AIM: Copy the lines that follow, keeping every character the same.

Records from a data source
━━━━━━━━━━━━━━━━━━━━━━━━━━━━━━

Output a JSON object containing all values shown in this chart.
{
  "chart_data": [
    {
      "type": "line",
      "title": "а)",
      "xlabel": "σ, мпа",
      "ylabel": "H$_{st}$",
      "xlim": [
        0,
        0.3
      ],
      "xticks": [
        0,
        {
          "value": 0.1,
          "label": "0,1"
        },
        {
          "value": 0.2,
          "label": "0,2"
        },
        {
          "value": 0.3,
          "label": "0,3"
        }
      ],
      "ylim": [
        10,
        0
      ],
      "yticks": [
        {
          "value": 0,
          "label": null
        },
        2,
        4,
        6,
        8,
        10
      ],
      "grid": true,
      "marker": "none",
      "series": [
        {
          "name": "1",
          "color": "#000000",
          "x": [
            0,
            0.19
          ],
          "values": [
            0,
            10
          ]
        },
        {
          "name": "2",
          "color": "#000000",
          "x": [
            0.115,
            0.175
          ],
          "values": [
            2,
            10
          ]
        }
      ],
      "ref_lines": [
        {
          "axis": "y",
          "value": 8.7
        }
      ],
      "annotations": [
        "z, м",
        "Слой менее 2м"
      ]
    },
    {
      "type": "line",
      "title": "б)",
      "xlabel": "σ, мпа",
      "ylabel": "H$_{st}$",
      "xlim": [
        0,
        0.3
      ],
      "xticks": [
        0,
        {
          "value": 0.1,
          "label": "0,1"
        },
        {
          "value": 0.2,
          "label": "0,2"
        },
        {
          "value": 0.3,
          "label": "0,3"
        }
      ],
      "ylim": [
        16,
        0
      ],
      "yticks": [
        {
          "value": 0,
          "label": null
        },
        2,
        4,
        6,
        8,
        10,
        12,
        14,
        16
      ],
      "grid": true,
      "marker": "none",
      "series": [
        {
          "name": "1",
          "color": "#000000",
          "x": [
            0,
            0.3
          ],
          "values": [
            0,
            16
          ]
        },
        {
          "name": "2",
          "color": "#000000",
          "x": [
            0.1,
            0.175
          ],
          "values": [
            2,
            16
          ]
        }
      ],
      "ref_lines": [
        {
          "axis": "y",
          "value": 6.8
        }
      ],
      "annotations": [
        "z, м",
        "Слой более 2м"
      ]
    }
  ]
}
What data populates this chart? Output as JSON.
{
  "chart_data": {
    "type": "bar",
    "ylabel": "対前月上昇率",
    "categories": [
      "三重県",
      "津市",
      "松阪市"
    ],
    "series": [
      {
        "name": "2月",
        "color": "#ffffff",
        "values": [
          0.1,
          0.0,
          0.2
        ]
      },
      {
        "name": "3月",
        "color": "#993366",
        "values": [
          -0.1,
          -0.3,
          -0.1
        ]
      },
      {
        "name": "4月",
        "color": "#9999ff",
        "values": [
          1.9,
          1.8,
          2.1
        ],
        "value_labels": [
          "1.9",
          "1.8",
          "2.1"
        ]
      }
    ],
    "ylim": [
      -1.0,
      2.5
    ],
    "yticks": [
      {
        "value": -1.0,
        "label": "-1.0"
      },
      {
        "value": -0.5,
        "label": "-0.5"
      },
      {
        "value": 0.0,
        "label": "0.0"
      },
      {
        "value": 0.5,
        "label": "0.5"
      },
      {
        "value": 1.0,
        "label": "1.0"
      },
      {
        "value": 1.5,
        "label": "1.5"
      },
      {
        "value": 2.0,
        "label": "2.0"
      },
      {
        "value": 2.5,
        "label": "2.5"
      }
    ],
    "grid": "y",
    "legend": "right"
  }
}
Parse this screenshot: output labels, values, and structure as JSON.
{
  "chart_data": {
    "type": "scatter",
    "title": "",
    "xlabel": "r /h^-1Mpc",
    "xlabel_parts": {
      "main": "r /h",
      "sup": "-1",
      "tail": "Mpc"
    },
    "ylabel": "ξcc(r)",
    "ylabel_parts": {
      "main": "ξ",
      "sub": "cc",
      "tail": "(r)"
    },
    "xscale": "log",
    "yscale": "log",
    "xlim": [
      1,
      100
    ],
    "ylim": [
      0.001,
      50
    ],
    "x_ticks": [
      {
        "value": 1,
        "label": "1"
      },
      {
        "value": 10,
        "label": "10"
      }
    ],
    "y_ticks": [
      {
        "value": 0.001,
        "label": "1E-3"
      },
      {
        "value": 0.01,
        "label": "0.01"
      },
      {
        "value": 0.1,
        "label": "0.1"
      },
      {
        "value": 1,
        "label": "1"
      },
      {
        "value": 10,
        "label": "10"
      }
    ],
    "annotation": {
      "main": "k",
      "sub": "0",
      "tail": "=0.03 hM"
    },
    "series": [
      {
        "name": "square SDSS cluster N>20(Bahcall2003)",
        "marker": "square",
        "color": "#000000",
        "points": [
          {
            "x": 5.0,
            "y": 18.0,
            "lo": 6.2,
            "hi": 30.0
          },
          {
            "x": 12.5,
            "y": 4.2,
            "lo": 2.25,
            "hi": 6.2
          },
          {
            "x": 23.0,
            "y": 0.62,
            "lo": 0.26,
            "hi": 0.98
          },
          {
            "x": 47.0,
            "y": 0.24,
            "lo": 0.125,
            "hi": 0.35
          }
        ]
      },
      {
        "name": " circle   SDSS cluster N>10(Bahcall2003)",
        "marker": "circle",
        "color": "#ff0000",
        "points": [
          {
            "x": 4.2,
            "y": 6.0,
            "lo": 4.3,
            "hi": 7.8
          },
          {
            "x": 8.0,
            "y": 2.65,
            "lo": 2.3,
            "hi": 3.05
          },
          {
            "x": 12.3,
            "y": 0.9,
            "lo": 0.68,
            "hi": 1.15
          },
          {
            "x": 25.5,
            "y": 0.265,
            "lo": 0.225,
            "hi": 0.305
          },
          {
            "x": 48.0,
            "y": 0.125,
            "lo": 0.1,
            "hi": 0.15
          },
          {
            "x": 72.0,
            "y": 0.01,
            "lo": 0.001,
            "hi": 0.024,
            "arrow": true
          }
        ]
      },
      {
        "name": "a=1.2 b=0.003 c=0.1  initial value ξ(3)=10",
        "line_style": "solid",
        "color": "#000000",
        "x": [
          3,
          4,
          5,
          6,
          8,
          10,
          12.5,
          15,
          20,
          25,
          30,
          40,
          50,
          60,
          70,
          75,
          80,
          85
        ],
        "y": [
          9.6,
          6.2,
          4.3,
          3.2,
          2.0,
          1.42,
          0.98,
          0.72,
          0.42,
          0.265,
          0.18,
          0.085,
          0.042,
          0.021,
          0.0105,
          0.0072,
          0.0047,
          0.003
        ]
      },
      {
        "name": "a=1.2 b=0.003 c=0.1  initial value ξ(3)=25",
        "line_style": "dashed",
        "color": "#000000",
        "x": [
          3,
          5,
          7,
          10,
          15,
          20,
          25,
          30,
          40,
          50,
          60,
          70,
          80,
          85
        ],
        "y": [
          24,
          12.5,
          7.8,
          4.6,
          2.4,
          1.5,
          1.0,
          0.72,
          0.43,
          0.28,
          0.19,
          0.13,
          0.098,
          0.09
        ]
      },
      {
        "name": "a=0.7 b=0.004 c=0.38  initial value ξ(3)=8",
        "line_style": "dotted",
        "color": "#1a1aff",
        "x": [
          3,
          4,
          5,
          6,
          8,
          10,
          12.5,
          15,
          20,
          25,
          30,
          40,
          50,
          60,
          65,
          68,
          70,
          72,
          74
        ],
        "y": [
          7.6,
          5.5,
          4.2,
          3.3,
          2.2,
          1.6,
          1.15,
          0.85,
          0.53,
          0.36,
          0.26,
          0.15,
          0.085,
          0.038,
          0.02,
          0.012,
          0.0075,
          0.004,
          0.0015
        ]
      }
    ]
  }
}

━━━━━━━━━━━━━━━━━━━━━━━━━━━━━━

OUTPUT:
Output a JSON object containing all values shown in this chart.
{
  "chart_data": [
    {
      "type": "line",
      "title": "а)",
      "xlabel": "σ, мпа",
      "ylabel": "H$_{st}$",
      "xlim": [
        0,
        0.3
      ],
      "xticks": [
        0,
        {
          "value": 0.1,
          "label": "0,1"
        },
        {
          "value": 0.2,
          "label": "0,2"
        },
        {
          "value": 0.3,
          "label": "0,3"
        }
      ],
      "ylim": [
        10,
        0
      ],
      "yticks": [
        {
          "value": 0,
          "label": null
        },
        2,
        4,
        6,
        8,
        10
      ],
      "grid": true,
      "marker": "none",
      "series": [
        {
          "name": "1",
          "color": "#000000",
          "x": [
            0,
            0.19
          ],
          "values": [
            0,
            10
          ]
        },
        {
          "name": "2",
          "color": "#000000",
          "x": [
            0.115,
            0.175
          ],
          "values": [
            2,
            10
          ]
        }
      ],
      "ref_lines": [
        {
          "axis": "y",
          "value": 8.7
        }
      ],
      "annotations": [
        "z, м",
        "Слой менее 2м"
      ]
    },
    {
      "type": "line",
      "title": "б)",
      "xlabel": "σ, мпа",
      "ylabel": "H$_{st}$",
      "xlim": [
        0,
        0.3
      ],
      "xticks": [
        0,
        {
          "value": 0.1,
          "label": "0,1"
        },
        {
          "value": 0.2,
          "label": "0,2"
        },
        {
          "value": 0.3,
          "label": "0,3"
        }
      ],
      "ylim": [
        16,
        0
      ],
      "yticks": [
        {
          "value": 0,
          "label": null
        },
        2,
        4,
        6,
        8,
        10,
        12,
        14,
        16
      ],
      "grid": true,
      "marker": "none",
      "series": [
        {
          "name": "1",
          "color": "#000000",
          "x": [
            0,
            0.3
          ],
          "values": [
            0,
            16
          ]
        },
        {
          "name": "2",
          "color": "#000000",
          "x": [
            0.1,
            0.175
          ],
          "values": [
            2,
            16
          ]
        }
      ],
      "ref_lines": [
        {
          "axis": "y",
          "value": 6.8
        }
      ],
      "annotations": [
        "z, м",
        "Слой более 2м"
      ]
    }
  ]
}
What data populates this chart? Output as JSON.
{
  "chart_data": {
    "type": "bar",
    "ylabel": "対前月上昇率",
    "categories": [
      "三重県",
      "津市",
      "松阪市"
    ],
    "series": [
      {
        "name": "2月",
        "color": "#ffffff",
        "values": [
          0.1,
          0.0,
          0.2
        ]
      },
      {
        "name": "3月",
        "color": "#993366",
        "values": [
          -0.1,
          -0.3,
          -0.1
        ]
      },
      {
        "name": "4月",
        "color": "#9999ff",
        "values": [
          1.9,
          1.8,
          2.1
        ],
        "value_labels": [
          "1.9",
          "1.8",
          "2.1"
        ]
      }
    ],
    "ylim": [
      -1.0,
      2.5
    ],
    "yticks": [
      {
        "value": -1.0,
        "label": "-1.0"
      },
      {
        "value": -0.5,
        "label": "-0.5"
      },
      {
        "value": 0.0,
        "label": "0.0"
      },
      {
        "value": 0.5,
        "label": "0.5"
      },
      {
        "value": 1.0,
        "label": "1.0"
      },
      {
        "value": 1.5,
        "label": "1.5"
      },
      {
        "value": 2.0,
        "label": "2.0"
      },
      {
        "value": 2.5,
        "label": "2.5"
      }
    ],
    "grid": "y",
    "legend": "right"
  }
}
Parse this screenshot: output labels, values, and structure as JSON.
{
  "chart_data": {
    "type": "scatter",
    "title": "",
    "xlabel": "r /h^-1Mpc",
    "xlabel_parts": {
      "main": "r /h",
      "sup": "-1",
      "tail": "Mpc"
    },
    "ylabel": "ξcc(r)",
    "ylabel_parts": {
      "main": "ξ",
      "sub": "cc",
      "tail": "(r)"
    },
    "xscale": "log",
    "yscale": "log",
    "xlim": [
      1,
      100
    ],
    "ylim": [
      0.001,
      50
    ],
    "x_ticks": [
      {
        "value": 1,
        "label": "1"
      },
      {
        "value": 10,
        "label": "10"
      }
    ],
    "y_ticks": [
      {
        "value": 0.001,
        "label": "1E-3"
      },
      {
        "value": 0.01,
        "label": "0.01"
      },
      {
        "value": 0.1,
        "label": "0.1"
      },
      {
        "value": 1,
        "label": "1"
      },
      {
        "value": 10,
        "label": "10"
      }
    ],
    "annotation": {
      "main": "k",
      "sub": "0",
      "tail": "=0.03 hM"
    },
    "series": [
      {
        "name": "square SDSS cluster N>20(Bahcall2003)",
        "marker": "square",
        "color": "#000000",
        "points": [
          {
            "x": 5.0,
            "y": 18.0,
            "lo": 6.2,
            "hi": 30.0
          },
          {
            "x": 12.5,
            "y": 4.2,
            "lo": 2.25,
            "hi": 6.2
          },
          {
            "x": 23.0,
            "y": 0.62,
            "lo": 0.26,
            "hi": 0.98
          },
          {
            "x": 47.0,
            "y": 0.24,
            "lo": 0.125,
            "hi": 0.35
          }
        ]
      },
      {
        "name": " circle   SDSS cluster N>10(Bahcall2003)",
        "marker": "circle",
        "color": "#ff0000",
        "points": [
          {
            "x": 4.2,
            "y": 6.0,
            "lo": 4.3,
            "hi": 7.8
          },
          {
            "x": 8.0,
            "y": 2.65,
            "lo": 2.3,
            "hi": 3.05
          },
          {
            "x": 12.3,
            "y": 0.9,
            "lo": 0.68,
            "hi": 1.15
          },
          {
            "x": 25.5,
            "y": 0.265,
            "lo": 0.225,
            "hi": 0.305
          },
          {
            "x": 48.0,
            "y": 0.125,
            "lo": 0.1,
            "hi": 0.15
          },
          {
            "x": 72.0,
            "y": 0.01,
            "lo": 0.001,
            "hi": 0.024,
            "arrow": true
          }
        ]
      },
      {
        "name": "a=1.2 b=0.003 c=0.1  initial value ξ(3)=10",
        "line_style": "solid",
        "color": "#000000",
        "x": [
          3,
          4,
          5,
          6,
          8,
          10,
          12.5,
          15,
          20,
          25,
          30,
          40,
          50,
          60,
          70,
          75,
          80,
          85
        ],
        "y": [
          9.6,
          6.2,
          4.3,
          3.2,
          2.0,
          1.42,
          0.98,
          0.72,
          0.42,
          0.265,
          0.18,
          0.085,
          0.042,
          0.021,
          0.0105,
          0.0072,
          0.0047,
          0.003
        ]
      },
      {
        "name": "a=1.2 b=0.003 c=0.1  initial value ξ(3)=25",
        "line_style": "dashed",
        "color": "#000000",
        "x": [
          3,
          5,
          7,
          10,
          15,
          20,
          25,
          30,
          40,
          50,
          60,
          70,
          80,
          85
        ],
        "y": [
          24,
          12.5,
          7.8,
          4.6,
          2.4,
          1.5,
          1.0,
          0.72,
          0.43,
          0.28,
          0.19,
          0.13,
          0.098,
          0.09
        ]
      },
      {
        "name": "a=0.7 b=0.004 c=0.38  initial value ξ(3)=8",
        "line_style": "dotted",
        "color": "#1a1aff",
        "x": [
          3,
          4,
          5,
          6,
          8,
          10,
          12.5,
          15,
          20,
          25,
          30,
          40,
          50,
          60,
          65,
          68,
          70,
          72,
          74
        ],
        "y": [
          7.6,
          5.5,
          4.2,
          3.3,
          2.2,
          1.6,
          1.15,
          0.85,
          0.53,
          0.36,
          0.26,
          0.15,
          0.085,
          0.038,
          0.02,
          0.012,
          0.0075,
          0.004,
          0.0015
        ]
      }
    ]
  }
}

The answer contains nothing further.